_Exercise_
Check every line for the word "screenshot" and state how many lines have it. Reply with the number alone.

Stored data
•••••

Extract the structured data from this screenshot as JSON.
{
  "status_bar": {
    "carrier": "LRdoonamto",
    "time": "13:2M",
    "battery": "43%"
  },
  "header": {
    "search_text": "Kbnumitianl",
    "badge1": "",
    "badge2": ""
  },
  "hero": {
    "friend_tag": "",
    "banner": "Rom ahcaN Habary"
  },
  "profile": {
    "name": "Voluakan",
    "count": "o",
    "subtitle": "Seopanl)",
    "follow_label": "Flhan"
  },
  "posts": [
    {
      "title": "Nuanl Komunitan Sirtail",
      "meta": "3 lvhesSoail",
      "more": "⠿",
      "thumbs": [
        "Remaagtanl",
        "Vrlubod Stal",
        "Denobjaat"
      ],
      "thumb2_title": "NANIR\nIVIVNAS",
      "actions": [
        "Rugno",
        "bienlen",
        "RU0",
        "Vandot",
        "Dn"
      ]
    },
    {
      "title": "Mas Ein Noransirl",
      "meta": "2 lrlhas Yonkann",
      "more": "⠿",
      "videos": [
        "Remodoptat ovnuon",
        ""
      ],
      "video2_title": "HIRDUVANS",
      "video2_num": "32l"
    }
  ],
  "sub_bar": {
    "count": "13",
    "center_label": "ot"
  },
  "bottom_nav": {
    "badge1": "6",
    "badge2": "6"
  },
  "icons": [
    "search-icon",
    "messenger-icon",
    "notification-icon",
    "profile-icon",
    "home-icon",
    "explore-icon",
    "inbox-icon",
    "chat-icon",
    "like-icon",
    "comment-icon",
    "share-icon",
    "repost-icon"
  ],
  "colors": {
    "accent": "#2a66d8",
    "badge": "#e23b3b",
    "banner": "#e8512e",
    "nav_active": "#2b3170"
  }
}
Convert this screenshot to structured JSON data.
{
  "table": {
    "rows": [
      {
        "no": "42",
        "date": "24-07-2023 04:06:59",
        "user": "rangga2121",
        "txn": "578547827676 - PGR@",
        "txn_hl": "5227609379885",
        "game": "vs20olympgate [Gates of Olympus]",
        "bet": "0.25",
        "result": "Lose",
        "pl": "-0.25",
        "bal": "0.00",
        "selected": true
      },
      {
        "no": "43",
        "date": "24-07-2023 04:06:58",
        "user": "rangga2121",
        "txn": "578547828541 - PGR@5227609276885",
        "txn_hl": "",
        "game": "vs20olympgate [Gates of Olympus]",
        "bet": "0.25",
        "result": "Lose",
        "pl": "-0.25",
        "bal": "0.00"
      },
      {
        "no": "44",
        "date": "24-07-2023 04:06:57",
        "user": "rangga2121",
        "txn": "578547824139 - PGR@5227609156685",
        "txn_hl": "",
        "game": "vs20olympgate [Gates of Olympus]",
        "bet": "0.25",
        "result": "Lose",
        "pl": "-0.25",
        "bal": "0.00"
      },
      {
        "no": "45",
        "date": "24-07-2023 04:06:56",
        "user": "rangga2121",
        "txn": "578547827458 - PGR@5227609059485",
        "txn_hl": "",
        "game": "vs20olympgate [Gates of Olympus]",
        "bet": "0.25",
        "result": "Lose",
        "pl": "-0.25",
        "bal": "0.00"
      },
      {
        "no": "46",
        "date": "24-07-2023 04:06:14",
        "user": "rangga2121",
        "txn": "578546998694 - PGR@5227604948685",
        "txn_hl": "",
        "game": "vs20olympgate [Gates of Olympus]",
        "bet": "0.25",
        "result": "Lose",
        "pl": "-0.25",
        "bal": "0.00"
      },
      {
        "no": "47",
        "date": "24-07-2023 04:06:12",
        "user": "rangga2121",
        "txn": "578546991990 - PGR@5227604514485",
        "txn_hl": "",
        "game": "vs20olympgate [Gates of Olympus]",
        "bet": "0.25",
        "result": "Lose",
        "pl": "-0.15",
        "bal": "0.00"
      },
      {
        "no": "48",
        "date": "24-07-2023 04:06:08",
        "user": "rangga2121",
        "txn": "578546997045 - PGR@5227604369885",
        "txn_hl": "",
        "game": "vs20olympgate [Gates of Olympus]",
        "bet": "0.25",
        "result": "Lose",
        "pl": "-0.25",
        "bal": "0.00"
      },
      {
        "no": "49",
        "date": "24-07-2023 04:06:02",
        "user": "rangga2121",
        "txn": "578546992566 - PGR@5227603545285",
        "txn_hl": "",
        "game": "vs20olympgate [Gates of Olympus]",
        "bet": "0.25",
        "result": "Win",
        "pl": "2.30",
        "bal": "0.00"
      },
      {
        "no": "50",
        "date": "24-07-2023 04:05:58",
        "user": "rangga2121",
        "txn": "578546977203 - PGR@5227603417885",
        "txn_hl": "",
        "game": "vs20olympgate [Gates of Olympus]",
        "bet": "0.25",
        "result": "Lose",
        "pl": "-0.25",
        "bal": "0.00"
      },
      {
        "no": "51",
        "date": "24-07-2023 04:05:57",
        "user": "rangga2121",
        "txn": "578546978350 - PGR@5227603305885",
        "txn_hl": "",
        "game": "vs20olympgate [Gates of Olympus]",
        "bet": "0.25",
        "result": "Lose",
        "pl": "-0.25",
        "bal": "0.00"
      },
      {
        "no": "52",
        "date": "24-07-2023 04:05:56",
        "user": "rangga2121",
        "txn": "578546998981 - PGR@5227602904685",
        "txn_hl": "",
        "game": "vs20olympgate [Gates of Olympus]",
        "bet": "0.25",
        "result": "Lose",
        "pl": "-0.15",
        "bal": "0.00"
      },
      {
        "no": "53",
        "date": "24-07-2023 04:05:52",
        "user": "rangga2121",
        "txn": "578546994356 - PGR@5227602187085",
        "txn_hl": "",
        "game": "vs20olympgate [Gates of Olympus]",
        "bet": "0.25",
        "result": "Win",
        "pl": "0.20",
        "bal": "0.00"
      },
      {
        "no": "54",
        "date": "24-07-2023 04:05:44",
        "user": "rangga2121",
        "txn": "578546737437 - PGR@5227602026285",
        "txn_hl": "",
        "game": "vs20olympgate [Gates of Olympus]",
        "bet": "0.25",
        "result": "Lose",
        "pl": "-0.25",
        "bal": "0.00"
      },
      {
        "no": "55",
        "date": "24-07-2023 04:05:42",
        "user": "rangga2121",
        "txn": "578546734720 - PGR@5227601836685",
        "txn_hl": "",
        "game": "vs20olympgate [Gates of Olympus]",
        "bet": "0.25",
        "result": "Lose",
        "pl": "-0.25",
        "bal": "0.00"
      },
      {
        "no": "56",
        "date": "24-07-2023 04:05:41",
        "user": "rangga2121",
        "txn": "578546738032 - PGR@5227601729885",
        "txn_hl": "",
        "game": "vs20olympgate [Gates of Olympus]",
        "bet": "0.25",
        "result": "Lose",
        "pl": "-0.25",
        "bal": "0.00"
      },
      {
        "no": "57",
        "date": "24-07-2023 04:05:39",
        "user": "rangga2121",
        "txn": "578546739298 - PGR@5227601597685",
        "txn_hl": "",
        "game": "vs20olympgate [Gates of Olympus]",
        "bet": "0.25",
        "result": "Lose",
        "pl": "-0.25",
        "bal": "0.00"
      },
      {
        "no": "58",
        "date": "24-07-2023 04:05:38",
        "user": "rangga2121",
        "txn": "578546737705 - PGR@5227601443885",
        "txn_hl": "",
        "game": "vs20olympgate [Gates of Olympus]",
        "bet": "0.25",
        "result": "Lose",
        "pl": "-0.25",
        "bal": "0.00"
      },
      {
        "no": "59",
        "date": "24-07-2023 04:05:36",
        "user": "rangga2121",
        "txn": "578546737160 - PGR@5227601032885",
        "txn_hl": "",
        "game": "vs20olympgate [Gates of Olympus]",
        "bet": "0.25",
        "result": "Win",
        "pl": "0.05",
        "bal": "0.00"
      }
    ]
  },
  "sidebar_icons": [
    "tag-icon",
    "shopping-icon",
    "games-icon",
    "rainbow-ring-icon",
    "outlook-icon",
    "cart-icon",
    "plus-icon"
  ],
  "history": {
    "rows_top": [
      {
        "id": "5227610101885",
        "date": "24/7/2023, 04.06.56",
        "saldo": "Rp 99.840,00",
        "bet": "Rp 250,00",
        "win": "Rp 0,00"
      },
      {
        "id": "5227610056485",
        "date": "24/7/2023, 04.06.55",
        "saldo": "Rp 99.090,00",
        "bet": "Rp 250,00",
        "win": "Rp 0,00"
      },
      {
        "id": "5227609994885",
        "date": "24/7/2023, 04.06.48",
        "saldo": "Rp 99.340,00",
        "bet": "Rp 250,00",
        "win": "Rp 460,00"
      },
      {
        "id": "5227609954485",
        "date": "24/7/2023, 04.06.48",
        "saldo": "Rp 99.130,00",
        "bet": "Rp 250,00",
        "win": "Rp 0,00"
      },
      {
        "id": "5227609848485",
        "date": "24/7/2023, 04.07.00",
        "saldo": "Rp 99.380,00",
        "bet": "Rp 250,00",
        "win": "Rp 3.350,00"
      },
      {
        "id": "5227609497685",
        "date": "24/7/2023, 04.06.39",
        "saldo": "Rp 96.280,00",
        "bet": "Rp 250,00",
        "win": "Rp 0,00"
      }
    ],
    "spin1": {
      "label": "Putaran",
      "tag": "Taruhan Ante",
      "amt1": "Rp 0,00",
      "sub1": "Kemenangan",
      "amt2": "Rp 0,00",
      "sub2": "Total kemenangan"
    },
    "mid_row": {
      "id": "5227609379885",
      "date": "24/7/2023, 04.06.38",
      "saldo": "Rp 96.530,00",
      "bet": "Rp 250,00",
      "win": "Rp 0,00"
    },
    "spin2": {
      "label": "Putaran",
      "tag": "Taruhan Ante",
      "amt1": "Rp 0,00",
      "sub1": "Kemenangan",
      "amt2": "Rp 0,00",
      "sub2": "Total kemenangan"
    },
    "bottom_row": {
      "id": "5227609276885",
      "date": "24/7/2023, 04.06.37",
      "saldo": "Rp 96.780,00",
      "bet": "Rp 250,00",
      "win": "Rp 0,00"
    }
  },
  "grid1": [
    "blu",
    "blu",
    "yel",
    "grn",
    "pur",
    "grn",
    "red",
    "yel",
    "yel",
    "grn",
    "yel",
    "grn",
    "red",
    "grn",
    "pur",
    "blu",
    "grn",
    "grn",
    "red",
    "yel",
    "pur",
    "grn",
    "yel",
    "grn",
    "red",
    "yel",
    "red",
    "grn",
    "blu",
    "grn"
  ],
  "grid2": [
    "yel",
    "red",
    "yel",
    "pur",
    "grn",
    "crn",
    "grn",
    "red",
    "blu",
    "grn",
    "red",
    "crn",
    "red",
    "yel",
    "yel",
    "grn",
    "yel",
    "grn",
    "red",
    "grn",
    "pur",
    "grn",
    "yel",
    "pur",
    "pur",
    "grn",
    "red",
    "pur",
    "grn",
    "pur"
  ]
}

•••••

_Result_
2